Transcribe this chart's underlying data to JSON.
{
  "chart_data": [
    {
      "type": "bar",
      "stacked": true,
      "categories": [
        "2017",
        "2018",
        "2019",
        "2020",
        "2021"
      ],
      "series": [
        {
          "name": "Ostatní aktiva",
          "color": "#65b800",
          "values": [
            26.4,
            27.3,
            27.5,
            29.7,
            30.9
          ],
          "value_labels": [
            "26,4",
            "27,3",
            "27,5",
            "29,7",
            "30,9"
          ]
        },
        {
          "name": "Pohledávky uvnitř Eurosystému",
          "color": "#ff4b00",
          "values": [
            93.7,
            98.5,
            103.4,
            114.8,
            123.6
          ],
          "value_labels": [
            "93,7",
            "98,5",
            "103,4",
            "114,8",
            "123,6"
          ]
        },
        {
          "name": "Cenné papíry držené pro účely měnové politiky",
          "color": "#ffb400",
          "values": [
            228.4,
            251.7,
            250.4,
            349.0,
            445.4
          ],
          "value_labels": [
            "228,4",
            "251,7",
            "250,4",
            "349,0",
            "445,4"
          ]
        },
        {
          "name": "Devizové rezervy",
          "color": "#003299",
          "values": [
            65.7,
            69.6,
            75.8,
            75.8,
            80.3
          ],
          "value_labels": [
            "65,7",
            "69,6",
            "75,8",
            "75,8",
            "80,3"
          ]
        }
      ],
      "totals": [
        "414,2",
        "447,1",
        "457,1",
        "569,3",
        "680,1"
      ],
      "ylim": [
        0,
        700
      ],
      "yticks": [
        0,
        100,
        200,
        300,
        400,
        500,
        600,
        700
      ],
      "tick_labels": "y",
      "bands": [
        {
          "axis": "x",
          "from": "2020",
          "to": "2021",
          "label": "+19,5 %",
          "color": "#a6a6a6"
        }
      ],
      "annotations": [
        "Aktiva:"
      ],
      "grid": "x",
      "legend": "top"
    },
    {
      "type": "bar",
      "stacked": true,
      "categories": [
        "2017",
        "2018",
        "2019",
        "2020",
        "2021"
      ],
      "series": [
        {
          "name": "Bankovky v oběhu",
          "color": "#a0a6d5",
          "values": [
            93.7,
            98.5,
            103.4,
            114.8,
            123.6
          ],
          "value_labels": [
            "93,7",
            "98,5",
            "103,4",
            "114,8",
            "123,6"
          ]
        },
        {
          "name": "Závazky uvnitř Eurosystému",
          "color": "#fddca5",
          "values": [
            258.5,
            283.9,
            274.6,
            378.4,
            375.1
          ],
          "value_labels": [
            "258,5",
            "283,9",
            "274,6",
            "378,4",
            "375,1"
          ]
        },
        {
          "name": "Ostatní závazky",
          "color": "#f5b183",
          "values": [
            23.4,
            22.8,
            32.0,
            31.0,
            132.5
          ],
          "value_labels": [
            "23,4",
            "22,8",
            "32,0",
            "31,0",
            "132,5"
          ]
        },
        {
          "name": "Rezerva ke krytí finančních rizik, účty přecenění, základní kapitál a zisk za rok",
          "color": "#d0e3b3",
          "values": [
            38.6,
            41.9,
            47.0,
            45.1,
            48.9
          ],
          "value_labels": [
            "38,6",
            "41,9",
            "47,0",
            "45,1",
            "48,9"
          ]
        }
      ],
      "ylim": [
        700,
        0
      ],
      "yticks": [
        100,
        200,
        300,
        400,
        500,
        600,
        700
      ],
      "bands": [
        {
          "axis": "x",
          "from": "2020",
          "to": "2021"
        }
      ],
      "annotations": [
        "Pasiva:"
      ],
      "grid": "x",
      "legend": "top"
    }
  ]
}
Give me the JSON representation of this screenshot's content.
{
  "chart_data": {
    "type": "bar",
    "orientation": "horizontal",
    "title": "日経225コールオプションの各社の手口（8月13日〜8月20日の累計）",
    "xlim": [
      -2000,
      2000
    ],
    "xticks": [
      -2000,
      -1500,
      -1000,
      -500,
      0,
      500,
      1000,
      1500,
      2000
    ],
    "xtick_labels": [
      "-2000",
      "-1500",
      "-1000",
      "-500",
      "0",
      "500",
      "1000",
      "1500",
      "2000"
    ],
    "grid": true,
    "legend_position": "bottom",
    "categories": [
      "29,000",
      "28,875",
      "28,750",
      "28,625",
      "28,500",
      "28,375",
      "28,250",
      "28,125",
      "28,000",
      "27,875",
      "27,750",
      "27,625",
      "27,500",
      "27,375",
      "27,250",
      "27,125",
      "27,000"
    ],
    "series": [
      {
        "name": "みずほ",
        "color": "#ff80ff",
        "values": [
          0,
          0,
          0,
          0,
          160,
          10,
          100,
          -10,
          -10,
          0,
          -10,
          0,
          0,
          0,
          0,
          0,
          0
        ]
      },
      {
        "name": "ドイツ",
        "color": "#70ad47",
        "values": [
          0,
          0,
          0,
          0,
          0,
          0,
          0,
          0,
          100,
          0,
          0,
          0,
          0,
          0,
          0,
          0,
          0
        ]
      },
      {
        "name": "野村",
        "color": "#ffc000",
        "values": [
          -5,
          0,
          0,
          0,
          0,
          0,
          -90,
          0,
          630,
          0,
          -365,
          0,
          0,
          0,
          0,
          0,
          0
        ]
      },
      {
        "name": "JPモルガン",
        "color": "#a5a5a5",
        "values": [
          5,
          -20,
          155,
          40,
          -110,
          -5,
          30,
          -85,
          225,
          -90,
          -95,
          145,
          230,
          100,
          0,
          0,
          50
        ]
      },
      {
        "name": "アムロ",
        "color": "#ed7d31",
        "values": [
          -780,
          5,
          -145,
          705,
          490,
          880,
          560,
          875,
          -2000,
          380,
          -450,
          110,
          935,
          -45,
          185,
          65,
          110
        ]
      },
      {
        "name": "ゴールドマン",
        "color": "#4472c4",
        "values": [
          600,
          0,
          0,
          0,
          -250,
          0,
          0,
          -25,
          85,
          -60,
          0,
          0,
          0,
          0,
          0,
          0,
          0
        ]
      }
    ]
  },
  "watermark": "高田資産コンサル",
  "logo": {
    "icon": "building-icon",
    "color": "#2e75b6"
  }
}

* [Given task] In the entries above, find each line with the string "Eurosystému" and copy it.

* [Finished task]
          "name": "Pohledávky uvnitř Eurosystému",
          "name": "Závazky uvnitř Eurosystému",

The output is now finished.